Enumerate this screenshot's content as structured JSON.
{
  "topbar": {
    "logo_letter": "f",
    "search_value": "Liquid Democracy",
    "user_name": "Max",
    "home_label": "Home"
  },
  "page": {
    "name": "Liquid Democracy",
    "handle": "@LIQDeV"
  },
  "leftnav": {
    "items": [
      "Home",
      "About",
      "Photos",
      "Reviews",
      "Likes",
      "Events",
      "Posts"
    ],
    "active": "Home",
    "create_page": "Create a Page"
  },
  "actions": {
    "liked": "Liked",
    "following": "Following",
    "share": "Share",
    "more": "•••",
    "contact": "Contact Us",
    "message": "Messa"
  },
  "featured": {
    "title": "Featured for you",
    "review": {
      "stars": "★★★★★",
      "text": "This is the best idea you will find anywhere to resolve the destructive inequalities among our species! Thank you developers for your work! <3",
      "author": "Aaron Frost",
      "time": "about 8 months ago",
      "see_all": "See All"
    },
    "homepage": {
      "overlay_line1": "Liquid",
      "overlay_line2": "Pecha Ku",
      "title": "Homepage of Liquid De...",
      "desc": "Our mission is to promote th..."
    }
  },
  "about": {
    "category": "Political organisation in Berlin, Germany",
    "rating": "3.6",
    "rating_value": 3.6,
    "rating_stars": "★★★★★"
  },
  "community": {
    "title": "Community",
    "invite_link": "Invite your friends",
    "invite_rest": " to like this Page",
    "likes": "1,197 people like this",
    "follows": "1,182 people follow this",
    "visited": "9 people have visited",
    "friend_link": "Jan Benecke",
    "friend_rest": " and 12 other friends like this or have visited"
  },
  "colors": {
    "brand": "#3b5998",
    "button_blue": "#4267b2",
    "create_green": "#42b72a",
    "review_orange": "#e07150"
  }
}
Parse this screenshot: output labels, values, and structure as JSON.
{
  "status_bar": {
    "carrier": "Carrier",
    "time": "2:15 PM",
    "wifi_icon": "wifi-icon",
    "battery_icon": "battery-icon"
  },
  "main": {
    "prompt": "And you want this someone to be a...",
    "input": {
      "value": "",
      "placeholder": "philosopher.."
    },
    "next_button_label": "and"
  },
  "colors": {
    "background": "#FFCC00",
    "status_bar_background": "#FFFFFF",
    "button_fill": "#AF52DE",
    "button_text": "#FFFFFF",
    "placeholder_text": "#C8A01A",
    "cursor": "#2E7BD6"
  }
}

= WHAT YOU HAVE TO DO =
Restate word for word the lines from the one holding "Parse this screenshot: output" to the end of the listing, both ends included, and nothing more.

= THE COMPLETED TASK =
Parse this screenshot: output labels, values, and structure as JSON.
{
  "status_bar": {
    "carrier": "Carrier",
    "time": "2:15 PM",
    "wifi_icon": "wifi-icon",
    "battery_icon": "battery-icon"
  },
  "main": {
    "prompt": "And you want this someone to be a...",
    "input": {
      "value": "",
      "placeholder": "philosopher.."
    },
    "next_button_label": "and"
  },
  "colors": {
    "background": "#FFCC00",
    "status_bar_background": "#FFFFFF",
    "button_fill": "#AF52DE",
    "button_text": "#FFFFFF",
    "placeholder_text": "#C8A01A",
    "cursor": "#2E7BD6"
  }
}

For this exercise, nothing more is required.